> **STORED ROWS**:
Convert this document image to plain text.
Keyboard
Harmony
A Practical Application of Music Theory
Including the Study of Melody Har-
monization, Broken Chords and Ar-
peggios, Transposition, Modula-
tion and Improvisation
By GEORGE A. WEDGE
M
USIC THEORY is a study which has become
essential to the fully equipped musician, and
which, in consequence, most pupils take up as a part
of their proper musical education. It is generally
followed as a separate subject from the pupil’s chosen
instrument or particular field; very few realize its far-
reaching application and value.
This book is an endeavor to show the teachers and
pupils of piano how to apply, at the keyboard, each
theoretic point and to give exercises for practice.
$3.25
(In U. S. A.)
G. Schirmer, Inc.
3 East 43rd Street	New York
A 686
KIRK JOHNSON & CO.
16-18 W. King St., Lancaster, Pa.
==
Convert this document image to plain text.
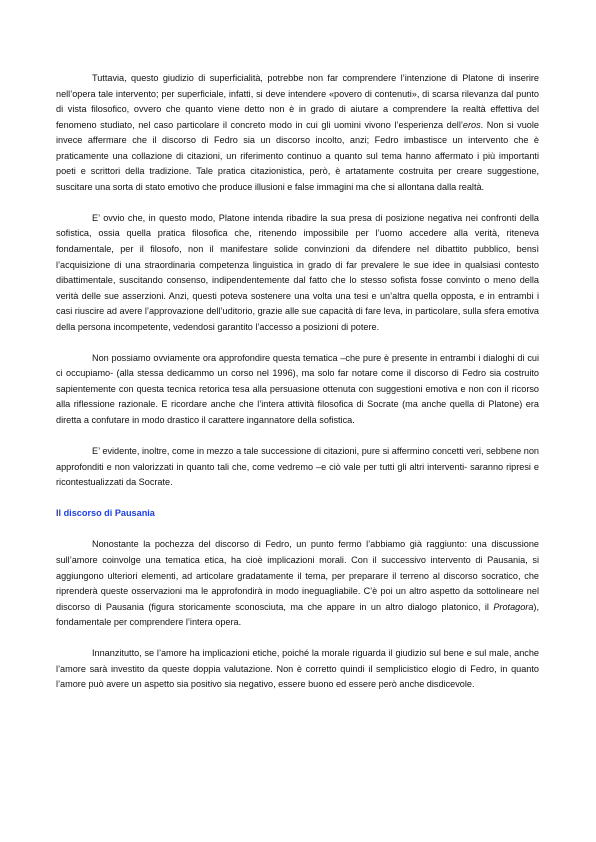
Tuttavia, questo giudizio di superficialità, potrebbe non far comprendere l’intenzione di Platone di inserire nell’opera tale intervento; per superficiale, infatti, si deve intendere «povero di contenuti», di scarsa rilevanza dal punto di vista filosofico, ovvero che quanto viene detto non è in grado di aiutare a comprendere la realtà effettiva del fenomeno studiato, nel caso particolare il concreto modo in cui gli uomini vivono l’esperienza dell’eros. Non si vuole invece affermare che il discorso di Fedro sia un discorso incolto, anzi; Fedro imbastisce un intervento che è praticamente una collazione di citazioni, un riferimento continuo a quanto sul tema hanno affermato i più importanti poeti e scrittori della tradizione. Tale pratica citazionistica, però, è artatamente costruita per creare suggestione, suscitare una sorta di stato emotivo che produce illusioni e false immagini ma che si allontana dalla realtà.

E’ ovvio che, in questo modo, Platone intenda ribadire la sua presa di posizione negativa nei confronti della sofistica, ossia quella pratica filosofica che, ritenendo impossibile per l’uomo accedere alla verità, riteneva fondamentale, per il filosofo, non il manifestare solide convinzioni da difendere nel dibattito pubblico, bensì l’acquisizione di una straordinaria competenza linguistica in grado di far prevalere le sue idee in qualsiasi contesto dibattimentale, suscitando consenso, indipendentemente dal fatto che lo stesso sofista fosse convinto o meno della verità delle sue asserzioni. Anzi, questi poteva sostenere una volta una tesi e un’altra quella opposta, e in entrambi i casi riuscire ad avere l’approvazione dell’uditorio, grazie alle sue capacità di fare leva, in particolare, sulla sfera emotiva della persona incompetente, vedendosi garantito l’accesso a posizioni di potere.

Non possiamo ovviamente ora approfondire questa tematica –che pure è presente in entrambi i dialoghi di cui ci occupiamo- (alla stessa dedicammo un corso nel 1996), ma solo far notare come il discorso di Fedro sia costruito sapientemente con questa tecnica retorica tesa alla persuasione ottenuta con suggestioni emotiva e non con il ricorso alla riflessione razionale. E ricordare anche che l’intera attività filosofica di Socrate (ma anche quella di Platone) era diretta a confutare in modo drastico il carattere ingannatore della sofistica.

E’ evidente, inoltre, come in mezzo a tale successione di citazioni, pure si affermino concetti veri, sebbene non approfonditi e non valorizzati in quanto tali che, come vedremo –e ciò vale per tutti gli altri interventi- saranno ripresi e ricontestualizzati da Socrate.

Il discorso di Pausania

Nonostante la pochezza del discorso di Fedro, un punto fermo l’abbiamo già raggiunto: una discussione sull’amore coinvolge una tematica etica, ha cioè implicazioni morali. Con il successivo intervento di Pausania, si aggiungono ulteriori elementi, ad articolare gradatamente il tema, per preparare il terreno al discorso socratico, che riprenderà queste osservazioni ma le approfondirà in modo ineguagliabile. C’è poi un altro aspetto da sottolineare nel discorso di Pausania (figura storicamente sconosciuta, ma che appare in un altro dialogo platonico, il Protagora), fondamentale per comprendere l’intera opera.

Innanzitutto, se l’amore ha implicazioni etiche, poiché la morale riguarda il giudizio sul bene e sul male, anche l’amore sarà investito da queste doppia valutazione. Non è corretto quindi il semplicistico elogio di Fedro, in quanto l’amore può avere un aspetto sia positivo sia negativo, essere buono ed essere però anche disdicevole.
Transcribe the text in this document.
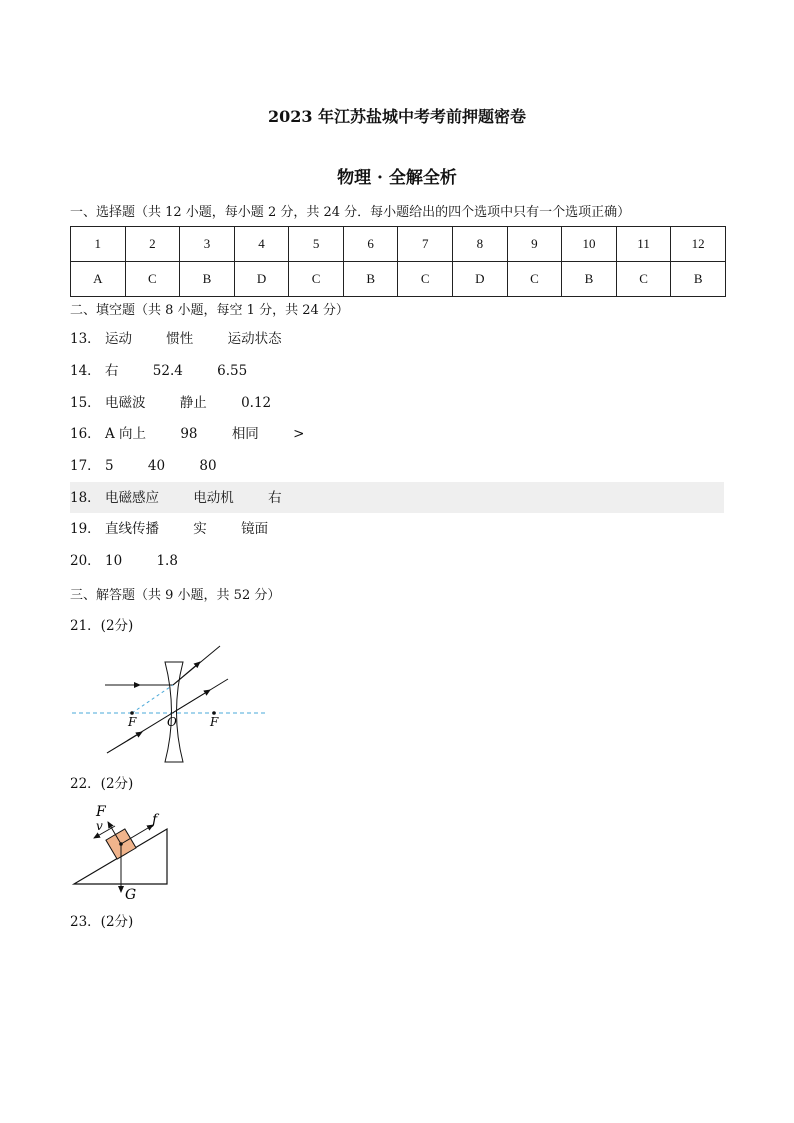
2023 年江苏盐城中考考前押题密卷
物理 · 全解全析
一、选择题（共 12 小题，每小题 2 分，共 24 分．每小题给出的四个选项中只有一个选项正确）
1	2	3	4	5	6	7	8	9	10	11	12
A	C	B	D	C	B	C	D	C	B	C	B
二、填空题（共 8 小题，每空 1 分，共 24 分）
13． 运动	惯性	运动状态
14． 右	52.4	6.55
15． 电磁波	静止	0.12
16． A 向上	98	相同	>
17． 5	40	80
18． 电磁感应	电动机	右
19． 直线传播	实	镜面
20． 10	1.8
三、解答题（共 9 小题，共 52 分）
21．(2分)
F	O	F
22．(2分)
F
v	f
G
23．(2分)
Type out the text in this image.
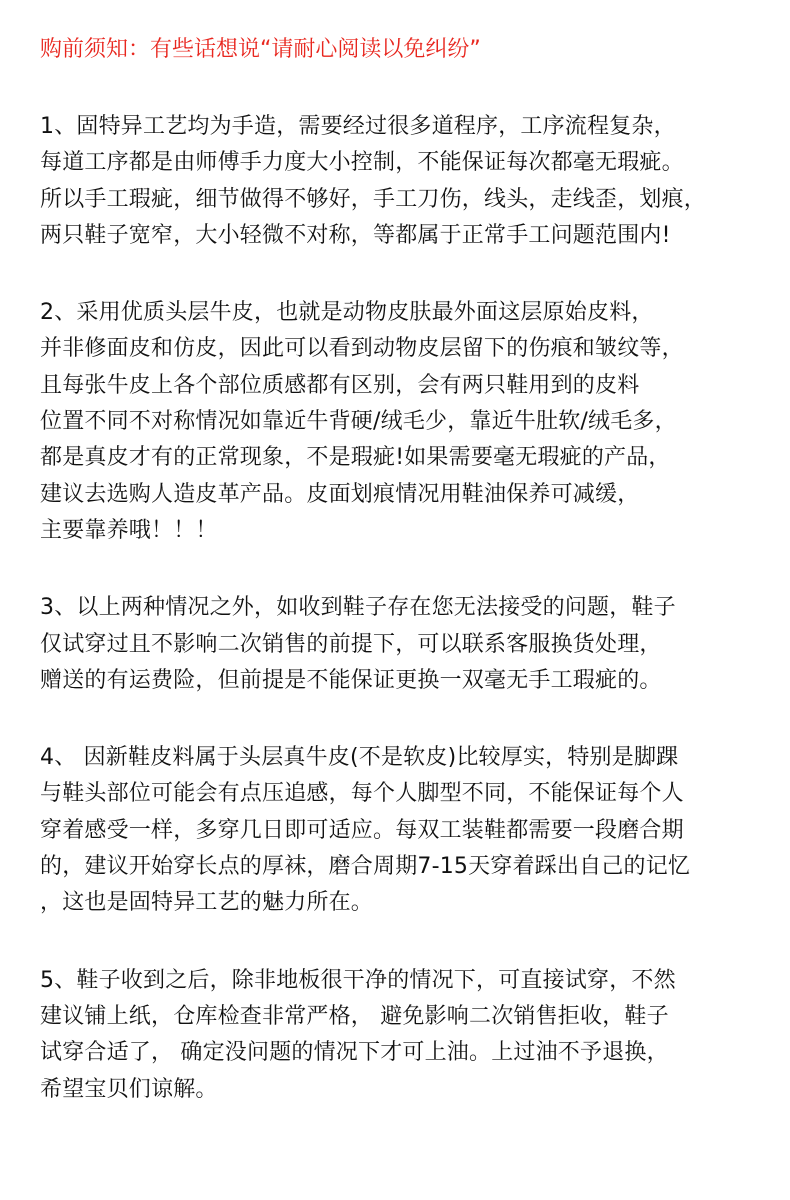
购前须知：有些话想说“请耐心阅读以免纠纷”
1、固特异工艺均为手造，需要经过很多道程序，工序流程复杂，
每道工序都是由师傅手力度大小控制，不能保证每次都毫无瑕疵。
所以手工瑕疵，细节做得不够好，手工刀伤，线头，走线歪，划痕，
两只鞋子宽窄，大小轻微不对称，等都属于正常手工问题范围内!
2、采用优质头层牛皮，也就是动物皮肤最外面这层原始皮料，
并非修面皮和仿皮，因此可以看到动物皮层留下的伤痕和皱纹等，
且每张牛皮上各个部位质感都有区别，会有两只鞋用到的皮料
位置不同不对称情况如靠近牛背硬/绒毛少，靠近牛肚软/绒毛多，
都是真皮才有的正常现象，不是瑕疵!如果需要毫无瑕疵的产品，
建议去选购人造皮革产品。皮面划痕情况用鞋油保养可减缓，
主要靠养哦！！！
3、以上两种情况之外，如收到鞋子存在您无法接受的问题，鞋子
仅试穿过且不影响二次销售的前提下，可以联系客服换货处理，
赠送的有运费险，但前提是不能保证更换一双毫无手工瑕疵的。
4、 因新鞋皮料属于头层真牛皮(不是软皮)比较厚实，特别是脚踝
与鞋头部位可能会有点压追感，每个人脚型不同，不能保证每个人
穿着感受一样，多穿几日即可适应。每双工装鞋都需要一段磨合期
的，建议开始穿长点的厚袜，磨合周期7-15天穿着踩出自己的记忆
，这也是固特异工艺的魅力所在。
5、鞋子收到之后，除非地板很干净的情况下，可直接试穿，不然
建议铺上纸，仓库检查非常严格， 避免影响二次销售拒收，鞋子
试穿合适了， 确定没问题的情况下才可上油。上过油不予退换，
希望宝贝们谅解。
...
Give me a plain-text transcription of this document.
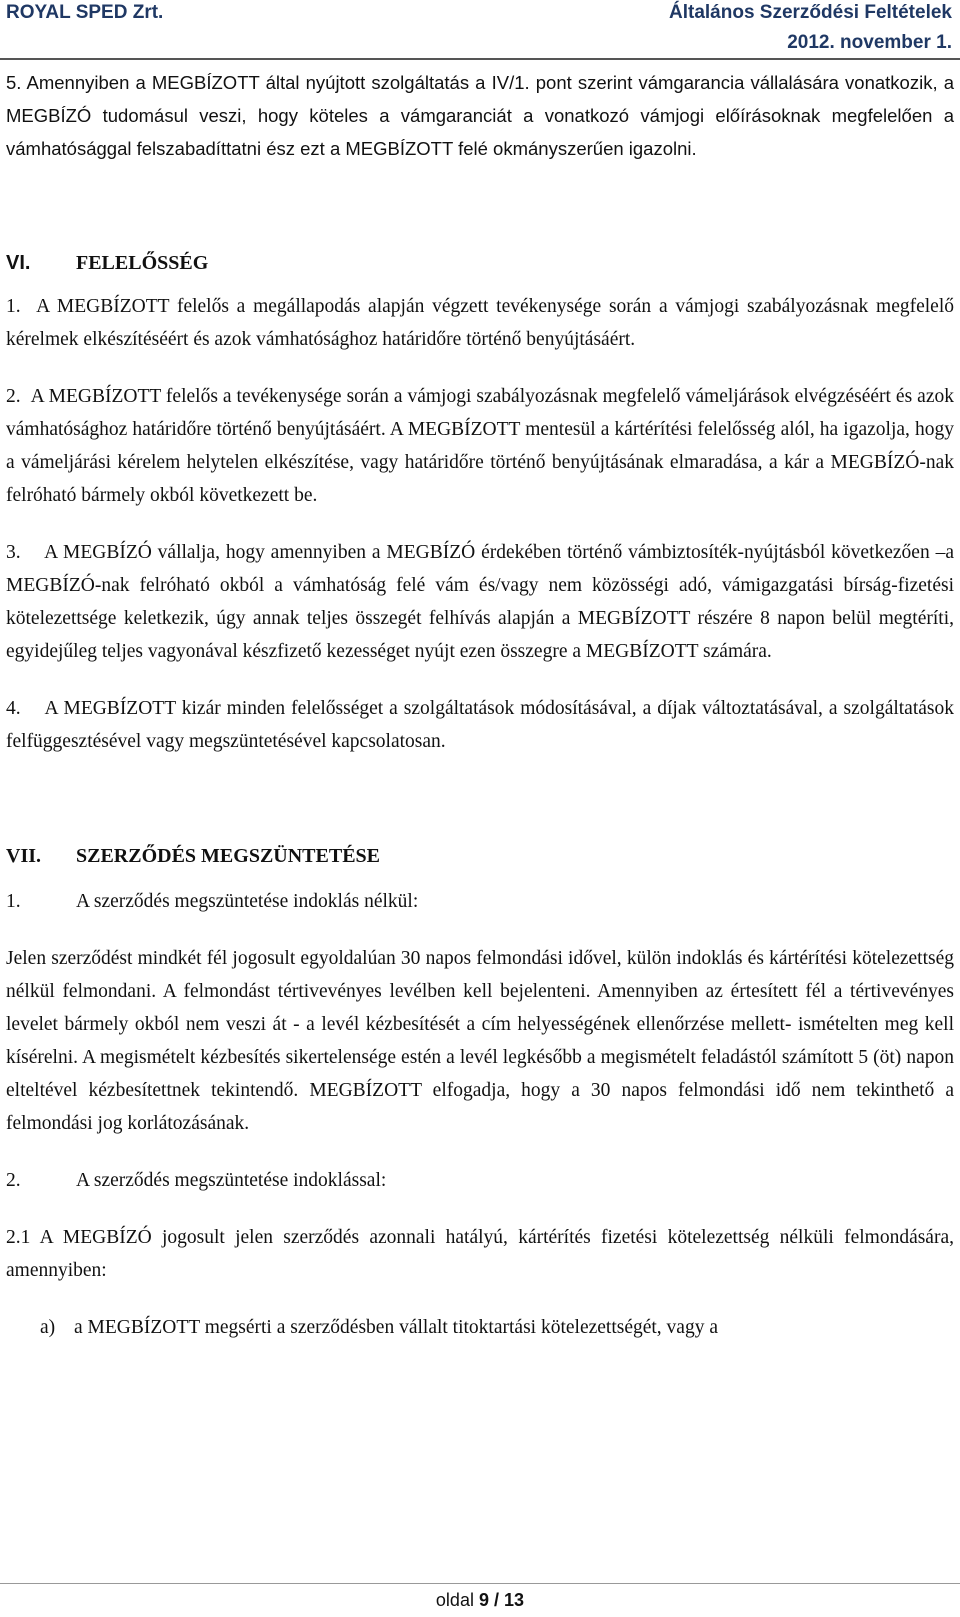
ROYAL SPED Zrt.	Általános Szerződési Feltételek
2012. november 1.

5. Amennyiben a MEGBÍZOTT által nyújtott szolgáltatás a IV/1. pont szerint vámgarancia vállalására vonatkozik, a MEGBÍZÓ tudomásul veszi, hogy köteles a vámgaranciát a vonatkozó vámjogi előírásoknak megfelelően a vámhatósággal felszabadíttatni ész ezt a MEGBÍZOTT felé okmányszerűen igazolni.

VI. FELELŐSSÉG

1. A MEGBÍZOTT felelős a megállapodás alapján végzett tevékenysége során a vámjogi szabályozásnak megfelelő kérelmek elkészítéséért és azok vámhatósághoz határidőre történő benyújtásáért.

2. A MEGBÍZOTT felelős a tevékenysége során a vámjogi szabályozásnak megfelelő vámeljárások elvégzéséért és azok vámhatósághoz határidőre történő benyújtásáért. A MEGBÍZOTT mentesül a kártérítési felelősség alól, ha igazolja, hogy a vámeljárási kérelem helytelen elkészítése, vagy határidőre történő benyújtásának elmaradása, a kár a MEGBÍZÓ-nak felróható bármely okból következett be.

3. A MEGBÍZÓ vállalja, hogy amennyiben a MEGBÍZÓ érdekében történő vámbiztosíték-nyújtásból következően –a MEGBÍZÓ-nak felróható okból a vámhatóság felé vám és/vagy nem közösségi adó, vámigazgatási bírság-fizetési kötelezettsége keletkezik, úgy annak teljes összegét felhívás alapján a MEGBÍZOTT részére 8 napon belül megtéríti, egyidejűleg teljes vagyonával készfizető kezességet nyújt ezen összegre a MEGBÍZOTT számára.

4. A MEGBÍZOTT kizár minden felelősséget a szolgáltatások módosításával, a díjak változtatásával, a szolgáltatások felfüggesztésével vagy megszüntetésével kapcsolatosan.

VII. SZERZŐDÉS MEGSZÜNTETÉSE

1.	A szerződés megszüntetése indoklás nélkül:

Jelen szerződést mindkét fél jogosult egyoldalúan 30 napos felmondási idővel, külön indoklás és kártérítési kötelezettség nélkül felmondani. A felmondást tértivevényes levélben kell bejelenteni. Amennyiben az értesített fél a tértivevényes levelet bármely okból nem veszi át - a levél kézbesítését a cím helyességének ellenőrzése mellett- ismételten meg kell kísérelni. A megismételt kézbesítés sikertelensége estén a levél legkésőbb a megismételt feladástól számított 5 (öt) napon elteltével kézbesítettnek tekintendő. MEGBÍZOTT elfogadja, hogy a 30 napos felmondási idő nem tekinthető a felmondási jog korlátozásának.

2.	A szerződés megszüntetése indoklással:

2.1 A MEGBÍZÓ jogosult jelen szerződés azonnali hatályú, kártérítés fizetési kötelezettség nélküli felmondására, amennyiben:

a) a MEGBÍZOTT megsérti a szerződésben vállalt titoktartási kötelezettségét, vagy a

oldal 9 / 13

> **TASK OBJECTIVE**:
Every line containing the string "sofistica" must be listed.

> **WORKED ANSWER**:
E’ ovvio che, in questo modo, Platone intenda ribadire la sua presa di posizione negativa nei confronti della sofistica, ossia quella pratica filosofica che, ritenendo impossibile per l’uomo accedere alla verità, riteneva fondamentale, per il filosofo, non il manifestare solide convinzioni da difendere nel dibattito pubblico, bensì l’acquisizione di una straordinaria competenza linguistica in grado di far prevalere le sue idee in qualsiasi contesto dibattimentale, suscitando consenso, indipendentemente dal fatto che lo stesso sofista fosse convinto o meno della verità delle sue asserzioni. Anzi, questi poteva sostenere una volta una tesi e un’altra quella opposta, e in entrambi i casi riuscire ad avere l’approvazione dell’uditorio, grazie alle sue capacità di fare leva, in particolare, sulla sfera emotiva della persona incompetente, vedendosi garantito l’accesso a posizioni di potere.
Non possiamo ovviamente ora approfondire questa tematica –che pure è presente in entrambi i dialoghi di cui ci occupiamo- (alla stessa dedicammo un corso nel 1996), ma solo far notare come il discorso di Fedro sia costruito sapientemente con questa tecnica retorica tesa alla persuasione ottenuta con suggestioni emotiva e non con il ricorso alla riflessione razionale. E ricordare anche che l’intera attività filosofica di Socrate (ma anche quella di Platone) era diretta a confutare in modo drastico il carattere ingannatore della sofistica.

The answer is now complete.